*任务要求:*
用两句话概括下方关于维生素C靶向癌干细胞的节选。

维生素C对癌干细胞(CSCs)和糖酵解的靶向作用

Vitamin C: Targeting metabolism and glycolysis in CSCs

 

NADH自荧光: 癌干细胞(CSCs)的一种新的生物标志物

 

翻译:蓝山

 

NADH自荧光是在活细胞中观察到的自动荧光的主要形式。

 

诺贝尔奖得主莱纳斯·鲍林(Linus Pauling)是第一批描述和临床测试维生素C,作为无毒抗癌药有效的人之一[30]

 

最近,卢·坎特利的研究小组重新研究了维生素C对癌细胞的作用机制[17]。有趣的是,他们发现维生素C有两种作用机制。首先,它是一种强力的 助氧化剂,它能有效地消耗还原性谷胱甘肽(GSH)池,从而导致细胞氧化应激和癌细胞凋亡。此外,它还表现为糖酵解的抑制剂,通过靶向GAPDH的活性,一种关键的糖酵解酶。 图1

 

  图1:维生素C靶向GAPDH-一种糖酵解酶

 

然而,它对CSC活动的影响以前没有评估过。在这里,我们证明了维生素C也可以用来靶向CSC,因为它是能量代谢的抑制剂,它可以进入线粒体TCA循环和OXPHOS。其他3种糖酵解抑制剂也获得了类似的结果,即2-DG、水飞蓟素和stiripentol。重要的是,stiripentol是一种临床批准的药物,但它的使用主要局限于治疗儿童癫痫发作,而不是治疗癌症[19]

 

因此,维生素C可能被证明是新的临床试验的有效药物,目的在于测试其降低癌症患者CSC活性的能力,作为一种更常规的治疗方法,以防止肿瘤复发、进一步的疾病进展和转移。

*数据列表:*
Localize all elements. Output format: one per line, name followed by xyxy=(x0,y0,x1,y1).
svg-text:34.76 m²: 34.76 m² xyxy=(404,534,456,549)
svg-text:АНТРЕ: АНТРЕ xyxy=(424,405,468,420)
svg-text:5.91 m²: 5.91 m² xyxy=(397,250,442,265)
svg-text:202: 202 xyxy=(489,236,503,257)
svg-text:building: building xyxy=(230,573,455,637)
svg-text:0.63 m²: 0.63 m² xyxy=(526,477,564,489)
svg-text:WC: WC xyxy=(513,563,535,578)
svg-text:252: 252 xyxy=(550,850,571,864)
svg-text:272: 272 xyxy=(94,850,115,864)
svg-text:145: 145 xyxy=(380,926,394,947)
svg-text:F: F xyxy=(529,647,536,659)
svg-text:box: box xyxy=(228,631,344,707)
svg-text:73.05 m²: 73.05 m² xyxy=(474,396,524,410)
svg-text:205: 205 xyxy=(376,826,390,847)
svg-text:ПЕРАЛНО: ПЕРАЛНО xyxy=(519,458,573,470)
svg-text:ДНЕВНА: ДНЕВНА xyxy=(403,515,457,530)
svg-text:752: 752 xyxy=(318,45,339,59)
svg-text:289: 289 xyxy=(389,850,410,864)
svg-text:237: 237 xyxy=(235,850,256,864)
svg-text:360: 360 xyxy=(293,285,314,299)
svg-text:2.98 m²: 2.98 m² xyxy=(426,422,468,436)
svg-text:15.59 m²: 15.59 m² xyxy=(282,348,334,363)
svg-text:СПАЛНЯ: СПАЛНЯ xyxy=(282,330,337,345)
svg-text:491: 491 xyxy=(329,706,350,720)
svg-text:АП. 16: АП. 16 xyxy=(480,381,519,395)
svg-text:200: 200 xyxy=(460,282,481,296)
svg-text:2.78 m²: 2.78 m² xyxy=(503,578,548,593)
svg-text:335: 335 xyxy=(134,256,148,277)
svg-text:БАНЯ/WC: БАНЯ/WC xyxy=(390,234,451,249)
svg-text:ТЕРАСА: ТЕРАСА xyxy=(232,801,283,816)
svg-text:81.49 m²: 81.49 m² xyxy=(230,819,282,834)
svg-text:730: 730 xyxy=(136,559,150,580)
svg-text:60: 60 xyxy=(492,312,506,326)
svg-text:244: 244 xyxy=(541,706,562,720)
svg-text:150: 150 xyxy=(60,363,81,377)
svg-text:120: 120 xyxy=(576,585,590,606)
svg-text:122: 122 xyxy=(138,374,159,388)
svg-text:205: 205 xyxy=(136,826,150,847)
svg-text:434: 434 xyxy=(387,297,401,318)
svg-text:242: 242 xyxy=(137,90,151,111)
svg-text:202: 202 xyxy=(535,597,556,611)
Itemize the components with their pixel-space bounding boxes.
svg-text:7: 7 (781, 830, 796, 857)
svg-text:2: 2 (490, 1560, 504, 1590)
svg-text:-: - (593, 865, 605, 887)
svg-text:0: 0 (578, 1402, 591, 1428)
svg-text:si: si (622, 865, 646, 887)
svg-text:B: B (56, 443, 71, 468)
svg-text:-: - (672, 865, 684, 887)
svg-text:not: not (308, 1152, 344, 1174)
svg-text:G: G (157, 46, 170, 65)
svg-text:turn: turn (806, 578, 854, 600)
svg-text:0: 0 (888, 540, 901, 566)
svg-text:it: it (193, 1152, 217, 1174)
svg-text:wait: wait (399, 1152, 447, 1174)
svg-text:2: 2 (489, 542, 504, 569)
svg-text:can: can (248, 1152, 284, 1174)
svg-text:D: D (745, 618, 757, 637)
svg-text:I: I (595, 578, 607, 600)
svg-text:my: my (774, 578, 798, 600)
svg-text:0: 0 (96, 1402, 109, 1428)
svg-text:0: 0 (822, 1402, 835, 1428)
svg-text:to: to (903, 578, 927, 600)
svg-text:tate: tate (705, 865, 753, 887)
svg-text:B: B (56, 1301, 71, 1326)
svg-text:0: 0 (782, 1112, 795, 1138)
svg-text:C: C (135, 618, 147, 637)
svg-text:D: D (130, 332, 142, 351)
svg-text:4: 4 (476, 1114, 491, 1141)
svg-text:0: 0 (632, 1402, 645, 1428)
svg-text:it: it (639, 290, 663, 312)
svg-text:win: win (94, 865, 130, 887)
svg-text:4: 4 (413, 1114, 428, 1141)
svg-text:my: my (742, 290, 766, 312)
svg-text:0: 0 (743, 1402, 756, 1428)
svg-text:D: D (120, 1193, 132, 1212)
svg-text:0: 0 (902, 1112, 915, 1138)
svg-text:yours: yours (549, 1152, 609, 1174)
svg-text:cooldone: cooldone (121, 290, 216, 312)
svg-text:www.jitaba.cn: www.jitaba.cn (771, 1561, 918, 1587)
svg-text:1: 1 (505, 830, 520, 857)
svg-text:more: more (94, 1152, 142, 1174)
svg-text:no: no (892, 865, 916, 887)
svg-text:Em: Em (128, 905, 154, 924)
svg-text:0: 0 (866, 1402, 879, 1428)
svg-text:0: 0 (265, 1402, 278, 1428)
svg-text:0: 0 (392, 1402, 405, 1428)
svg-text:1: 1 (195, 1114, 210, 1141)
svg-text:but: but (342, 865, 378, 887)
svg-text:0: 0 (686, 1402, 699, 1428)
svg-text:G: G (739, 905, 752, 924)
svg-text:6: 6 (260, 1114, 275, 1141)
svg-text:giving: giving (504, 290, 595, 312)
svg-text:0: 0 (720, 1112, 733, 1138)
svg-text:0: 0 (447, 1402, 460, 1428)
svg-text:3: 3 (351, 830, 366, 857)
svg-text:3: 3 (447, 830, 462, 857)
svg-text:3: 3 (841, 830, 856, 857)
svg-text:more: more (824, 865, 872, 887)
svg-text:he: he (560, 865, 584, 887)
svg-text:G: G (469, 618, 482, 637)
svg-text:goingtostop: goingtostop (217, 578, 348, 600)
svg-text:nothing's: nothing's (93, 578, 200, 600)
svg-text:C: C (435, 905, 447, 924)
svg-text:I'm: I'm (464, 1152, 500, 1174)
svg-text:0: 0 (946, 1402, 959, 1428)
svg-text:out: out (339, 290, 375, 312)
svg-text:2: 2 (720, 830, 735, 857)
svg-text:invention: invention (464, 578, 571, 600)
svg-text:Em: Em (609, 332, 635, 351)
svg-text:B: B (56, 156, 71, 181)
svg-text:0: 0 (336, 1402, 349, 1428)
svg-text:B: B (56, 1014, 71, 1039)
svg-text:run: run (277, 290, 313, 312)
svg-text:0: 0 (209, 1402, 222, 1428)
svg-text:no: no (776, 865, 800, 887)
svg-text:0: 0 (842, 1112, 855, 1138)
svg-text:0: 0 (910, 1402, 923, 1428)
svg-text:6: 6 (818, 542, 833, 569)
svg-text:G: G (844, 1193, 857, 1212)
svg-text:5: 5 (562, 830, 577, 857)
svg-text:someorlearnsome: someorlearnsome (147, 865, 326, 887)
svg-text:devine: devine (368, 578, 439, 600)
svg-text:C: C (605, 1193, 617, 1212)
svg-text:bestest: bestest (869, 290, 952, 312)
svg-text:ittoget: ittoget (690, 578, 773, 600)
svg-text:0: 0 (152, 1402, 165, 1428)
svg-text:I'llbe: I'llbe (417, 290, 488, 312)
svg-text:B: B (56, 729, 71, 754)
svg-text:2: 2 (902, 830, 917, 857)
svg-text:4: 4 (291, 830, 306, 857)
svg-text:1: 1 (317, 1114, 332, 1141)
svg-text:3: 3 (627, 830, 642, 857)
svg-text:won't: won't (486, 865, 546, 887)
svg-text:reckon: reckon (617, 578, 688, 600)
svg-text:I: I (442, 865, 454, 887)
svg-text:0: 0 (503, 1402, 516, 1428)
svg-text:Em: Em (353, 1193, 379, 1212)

*本题答案:*
坎特利研究小组发现维生素C有两种作用机制：作为强力助氧化剂消耗还原性谷胱甘肽池，从而引发细胞氧化应激和癌细胞凋亡；并通过靶向关键糖酵解酶GAPDH的活性来抑制糖酵解。文中证明维生素C作为能量代谢抑制剂也可用于靶向癌干细胞，2-DG、水飞蓟素和stiripentol三种糖酵解抑制剂也获得了类似结果，因此维生素C可能成为新临床试验的有效药物，用于测试其降低癌症患者癌干细胞活性的能力，以防止肿瘤复发、进一步的疾病进展和转移。